TASK STATEMENT: Repeat the data below exactly, dropping any pictures it holds.

MATERIALS PROVIDED:
[Begin]

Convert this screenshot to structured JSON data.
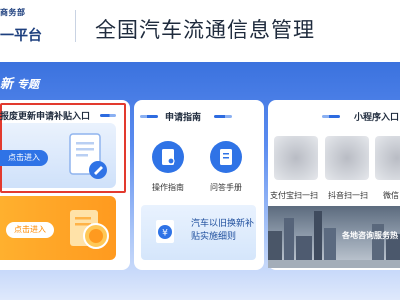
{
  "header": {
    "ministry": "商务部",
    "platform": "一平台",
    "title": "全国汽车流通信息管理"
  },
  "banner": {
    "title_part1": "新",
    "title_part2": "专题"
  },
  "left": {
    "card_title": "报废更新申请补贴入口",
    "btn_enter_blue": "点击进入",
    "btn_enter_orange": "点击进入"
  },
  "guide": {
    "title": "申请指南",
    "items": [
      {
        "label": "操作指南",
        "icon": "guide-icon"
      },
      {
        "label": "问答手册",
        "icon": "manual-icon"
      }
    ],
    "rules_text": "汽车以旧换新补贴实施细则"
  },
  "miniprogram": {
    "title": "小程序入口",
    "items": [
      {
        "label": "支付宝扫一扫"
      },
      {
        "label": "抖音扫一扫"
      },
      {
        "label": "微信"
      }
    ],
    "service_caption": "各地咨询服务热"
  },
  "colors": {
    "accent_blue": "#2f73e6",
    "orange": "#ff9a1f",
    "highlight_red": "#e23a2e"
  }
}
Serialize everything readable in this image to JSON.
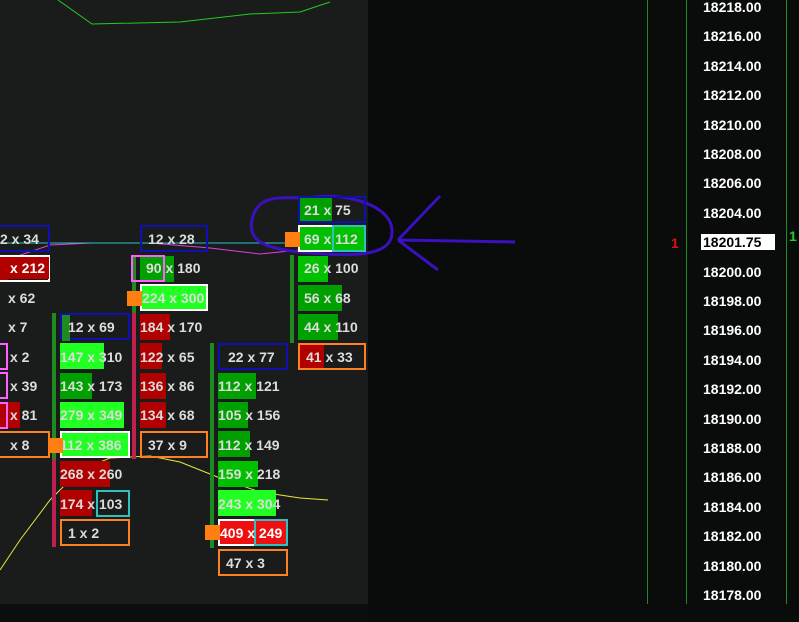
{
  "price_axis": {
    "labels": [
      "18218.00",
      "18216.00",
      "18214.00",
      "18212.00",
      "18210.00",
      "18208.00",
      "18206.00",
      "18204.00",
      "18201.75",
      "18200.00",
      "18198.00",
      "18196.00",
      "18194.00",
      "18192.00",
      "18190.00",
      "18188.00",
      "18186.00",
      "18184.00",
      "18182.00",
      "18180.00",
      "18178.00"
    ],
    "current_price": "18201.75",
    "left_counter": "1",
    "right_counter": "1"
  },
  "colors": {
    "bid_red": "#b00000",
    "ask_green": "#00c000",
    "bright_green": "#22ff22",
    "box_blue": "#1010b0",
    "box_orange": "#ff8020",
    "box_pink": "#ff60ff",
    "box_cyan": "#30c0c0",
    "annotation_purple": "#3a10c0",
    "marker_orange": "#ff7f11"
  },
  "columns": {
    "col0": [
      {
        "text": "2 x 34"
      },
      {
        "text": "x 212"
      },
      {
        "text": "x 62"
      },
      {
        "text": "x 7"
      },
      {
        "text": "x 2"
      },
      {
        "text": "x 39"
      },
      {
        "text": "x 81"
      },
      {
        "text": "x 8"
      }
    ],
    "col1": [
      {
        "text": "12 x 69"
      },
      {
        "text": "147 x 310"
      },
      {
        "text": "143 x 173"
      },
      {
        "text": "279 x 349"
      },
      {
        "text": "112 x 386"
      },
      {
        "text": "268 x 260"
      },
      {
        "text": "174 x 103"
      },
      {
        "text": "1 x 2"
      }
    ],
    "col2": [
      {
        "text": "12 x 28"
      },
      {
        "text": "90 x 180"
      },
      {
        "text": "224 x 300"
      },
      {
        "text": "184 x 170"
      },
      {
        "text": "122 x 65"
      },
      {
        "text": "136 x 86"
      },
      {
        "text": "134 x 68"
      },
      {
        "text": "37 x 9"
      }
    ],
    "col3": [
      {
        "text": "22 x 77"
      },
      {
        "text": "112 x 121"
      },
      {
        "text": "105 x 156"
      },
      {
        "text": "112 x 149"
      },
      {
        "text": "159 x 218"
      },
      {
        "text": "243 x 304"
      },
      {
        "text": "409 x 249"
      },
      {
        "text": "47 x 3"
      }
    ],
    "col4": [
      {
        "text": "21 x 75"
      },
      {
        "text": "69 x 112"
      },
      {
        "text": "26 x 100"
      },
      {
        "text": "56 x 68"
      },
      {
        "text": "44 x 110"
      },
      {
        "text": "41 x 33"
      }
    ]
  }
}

[End]

RESULT FOR THIS EXERCISE:
Convert this screenshot to structured JSON data.
{
  "header": {
    "ministry": "商务部",
    "platform": "一平台",
    "title": "全国汽车流通信息管理"
  },
  "banner": {
    "title_part1": "新",
    "title_part2": "专题"
  },
  "left": {
    "card_title": "报废更新申请补贴入口",
    "btn_enter_blue": "点击进入",
    "btn_enter_orange": "点击进入"
  },
  "guide": {
    "title": "申请指南",
    "items": [
      {
        "label": "操作指南",
        "icon": "guide-icon"
      },
      {
        "label": "问答手册",
        "icon": "manual-icon"
      }
    ],
    "rules_text": "汽车以旧换新补贴实施细则"
  },
  "miniprogram": {
    "title": "小程序入口",
    "items": [
      {
        "label": "支付宝扫一扫"
      },
      {
        "label": "抖音扫一扫"
      },
      {
        "label": "微信"
      }
    ],
    "service_caption": "各地咨询服务热"
  },
  "colors": {
    "accent_blue": "#2f73e6",
    "orange": "#ff9a1f",
    "highlight_red": "#e23a2e"
  }
}
Serialize everything readable in this image to JSON.
{
  "price_axis": {
    "labels": [
      "18218.00",
      "18216.00",
      "18214.00",
      "18212.00",
      "18210.00",
      "18208.00",
      "18206.00",
      "18204.00",
      "18201.75",
      "18200.00",
      "18198.00",
      "18196.00",
      "18194.00",
      "18192.00",
      "18190.00",
      "18188.00",
      "18186.00",
      "18184.00",
      "18182.00",
      "18180.00",
      "18178.00"
    ],
    "current_price": "18201.75",
    "left_counter": "1",
    "right_counter": "1"
  },
  "colors": {
    "bid_red": "#b00000",
    "ask_green": "#00c000",
    "bright_green": "#22ff22",
    "box_blue": "#1010b0",
    "box_orange": "#ff8020",
    "box_pink": "#ff60ff",
    "box_cyan": "#30c0c0",
    "annotation_purple": "#3a10c0",
    "marker_orange": "#ff7f11"
  },
  "columns": {
    "col0": [
      {
        "text": "2 x 34"
      },
      {
        "text": "x 212"
      },
      {
        "text": "x 62"
      },
      {
        "text": "x 7"
      },
      {
        "text": "x 2"
      },
      {
        "text": "x 39"
      },
      {
        "text": "x 81"
      },
      {
        "text": "x 8"
      }
    ],
    "col1": [
      {
        "text": "12 x 69"
      },
      {
        "text": "147 x 310"
      },
      {
        "text": "143 x 173"
      },
      {
        "text": "279 x 349"
      },
      {
        "text": "112 x 386"
      },
      {
        "text": "268 x 260"
      },
      {
        "text": "174 x 103"
      },
      {
        "text": "1 x 2"
      }
    ],
    "col2": [
      {
        "text": "12 x 28"
      },
      {
        "text": "90 x 180"
      },
      {
        "text": "224 x 300"
      },
      {
        "text": "184 x 170"
      },
      {
        "text": "122 x 65"
      },
      {
        "text": "136 x 86"
      },
      {
        "text": "134 x 68"
      },
      {
        "text": "37 x 9"
      }
    ],
    "col3": [
      {
        "text": "22 x 77"
      },
      {
        "text": "112 x 121"
      },
      {
        "text": "105 x 156"
      },
      {
        "text": "112 x 149"
      },
      {
        "text": "159 x 218"
      },
      {
        "text": "243 x 304"
      },
      {
        "text": "409 x 249"
      },
      {
        "text": "47 x 3"
      }
    ],
    "col4": [
      {
        "text": "21 x 75"
      },
      {
        "text": "69 x 112"
      },
      {
        "text": "26 x 100"
      },
      {
        "text": "56 x 68"
      },
      {
        "text": "44 x 110"
      },
      {
        "text": "41 x 33"
      }
    ]
  }
}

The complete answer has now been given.